+++ RECORDS SUPPLIED +++

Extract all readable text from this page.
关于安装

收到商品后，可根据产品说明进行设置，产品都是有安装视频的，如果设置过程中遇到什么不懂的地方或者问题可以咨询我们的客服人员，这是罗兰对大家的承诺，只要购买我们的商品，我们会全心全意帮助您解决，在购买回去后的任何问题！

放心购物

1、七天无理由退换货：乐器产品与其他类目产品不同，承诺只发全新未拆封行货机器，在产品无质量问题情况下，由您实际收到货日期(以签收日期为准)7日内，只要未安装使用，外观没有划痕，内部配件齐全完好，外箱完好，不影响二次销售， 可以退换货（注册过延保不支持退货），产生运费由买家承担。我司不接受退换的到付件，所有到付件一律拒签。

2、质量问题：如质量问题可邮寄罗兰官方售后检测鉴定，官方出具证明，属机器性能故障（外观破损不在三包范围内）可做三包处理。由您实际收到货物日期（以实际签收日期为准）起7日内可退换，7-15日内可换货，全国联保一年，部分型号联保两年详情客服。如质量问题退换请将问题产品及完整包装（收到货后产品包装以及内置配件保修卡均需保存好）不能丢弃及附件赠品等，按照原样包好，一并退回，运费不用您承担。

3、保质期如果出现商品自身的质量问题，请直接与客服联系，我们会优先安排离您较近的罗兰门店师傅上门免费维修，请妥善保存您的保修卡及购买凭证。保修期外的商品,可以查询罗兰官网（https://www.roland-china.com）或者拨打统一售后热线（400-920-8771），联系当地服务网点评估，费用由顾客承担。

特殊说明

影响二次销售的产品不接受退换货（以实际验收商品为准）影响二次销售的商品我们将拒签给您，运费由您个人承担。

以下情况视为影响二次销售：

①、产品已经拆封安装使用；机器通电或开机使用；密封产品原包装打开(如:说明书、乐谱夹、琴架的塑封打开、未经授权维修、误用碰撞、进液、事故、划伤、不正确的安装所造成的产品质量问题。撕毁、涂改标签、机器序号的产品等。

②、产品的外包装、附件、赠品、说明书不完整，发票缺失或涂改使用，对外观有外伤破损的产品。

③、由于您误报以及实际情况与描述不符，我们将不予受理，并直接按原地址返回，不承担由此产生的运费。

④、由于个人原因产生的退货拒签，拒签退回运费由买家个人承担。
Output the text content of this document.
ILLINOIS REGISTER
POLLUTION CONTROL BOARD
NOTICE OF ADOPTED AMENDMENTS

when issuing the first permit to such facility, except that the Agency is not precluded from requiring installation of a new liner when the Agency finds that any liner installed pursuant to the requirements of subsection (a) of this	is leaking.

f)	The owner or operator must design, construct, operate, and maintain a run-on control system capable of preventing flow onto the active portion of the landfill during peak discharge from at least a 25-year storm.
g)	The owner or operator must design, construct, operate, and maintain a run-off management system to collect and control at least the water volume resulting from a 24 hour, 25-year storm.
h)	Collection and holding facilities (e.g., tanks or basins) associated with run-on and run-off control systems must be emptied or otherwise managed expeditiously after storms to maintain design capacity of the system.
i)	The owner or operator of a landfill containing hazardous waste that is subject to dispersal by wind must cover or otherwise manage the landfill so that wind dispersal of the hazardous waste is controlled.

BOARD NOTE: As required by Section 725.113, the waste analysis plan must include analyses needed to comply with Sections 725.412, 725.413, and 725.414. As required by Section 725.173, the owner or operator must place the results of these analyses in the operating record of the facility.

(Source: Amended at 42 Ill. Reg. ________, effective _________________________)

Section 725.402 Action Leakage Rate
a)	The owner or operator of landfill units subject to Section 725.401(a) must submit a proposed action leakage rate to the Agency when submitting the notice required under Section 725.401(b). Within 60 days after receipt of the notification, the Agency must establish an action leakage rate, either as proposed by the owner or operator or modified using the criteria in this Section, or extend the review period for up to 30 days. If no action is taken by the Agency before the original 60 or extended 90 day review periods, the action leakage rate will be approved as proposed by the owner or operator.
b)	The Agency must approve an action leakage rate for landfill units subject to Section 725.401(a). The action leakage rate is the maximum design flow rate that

+++

Filter the listing for the word "facility" and copy every line that holds it.

when issuing the first permit to such facility, except that the Agency is not precluded from requiring installation of a new liner when the Agency finds that any liner installed pursuant to the requirements of subsection (a) of this	is leaking.
BOARD NOTE: As required by Section 725.113, the waste analysis plan must include analyses needed to comply with Sections 725.412, 725.413, and 725.414. As required by Section 725.173, the owner or operator must place the results of these analyses in the operating record of the facility.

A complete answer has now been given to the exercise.